■ Exercise ■
Copy each line with the word "コーディネート投稿のヒント" in it.

■ Material to process ■
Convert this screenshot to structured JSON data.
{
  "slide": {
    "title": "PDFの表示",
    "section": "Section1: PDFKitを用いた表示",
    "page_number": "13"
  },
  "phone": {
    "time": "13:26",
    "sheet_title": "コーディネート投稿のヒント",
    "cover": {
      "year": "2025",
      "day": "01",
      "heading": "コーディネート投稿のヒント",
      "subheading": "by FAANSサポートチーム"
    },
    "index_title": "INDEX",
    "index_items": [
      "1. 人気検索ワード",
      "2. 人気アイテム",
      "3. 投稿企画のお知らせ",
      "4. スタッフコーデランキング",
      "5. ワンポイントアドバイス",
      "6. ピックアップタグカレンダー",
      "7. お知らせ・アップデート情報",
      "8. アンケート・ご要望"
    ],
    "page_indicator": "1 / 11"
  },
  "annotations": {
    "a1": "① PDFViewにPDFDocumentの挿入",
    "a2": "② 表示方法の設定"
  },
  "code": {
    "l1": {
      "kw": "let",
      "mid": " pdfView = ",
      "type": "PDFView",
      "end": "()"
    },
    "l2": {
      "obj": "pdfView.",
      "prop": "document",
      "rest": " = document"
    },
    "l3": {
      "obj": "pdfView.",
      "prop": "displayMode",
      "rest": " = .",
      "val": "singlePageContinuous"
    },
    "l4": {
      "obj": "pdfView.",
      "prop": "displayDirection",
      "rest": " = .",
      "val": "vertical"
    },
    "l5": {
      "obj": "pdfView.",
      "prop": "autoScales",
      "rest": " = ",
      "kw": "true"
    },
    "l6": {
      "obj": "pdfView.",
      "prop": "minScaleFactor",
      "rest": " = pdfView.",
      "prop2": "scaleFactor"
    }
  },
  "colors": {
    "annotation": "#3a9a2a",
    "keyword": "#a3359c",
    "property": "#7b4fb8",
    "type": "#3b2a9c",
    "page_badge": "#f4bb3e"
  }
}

■ Exercise answer ■
    "sheet_title": "コーディネート投稿のヒント",
      "heading": "コーディネート投稿のヒント",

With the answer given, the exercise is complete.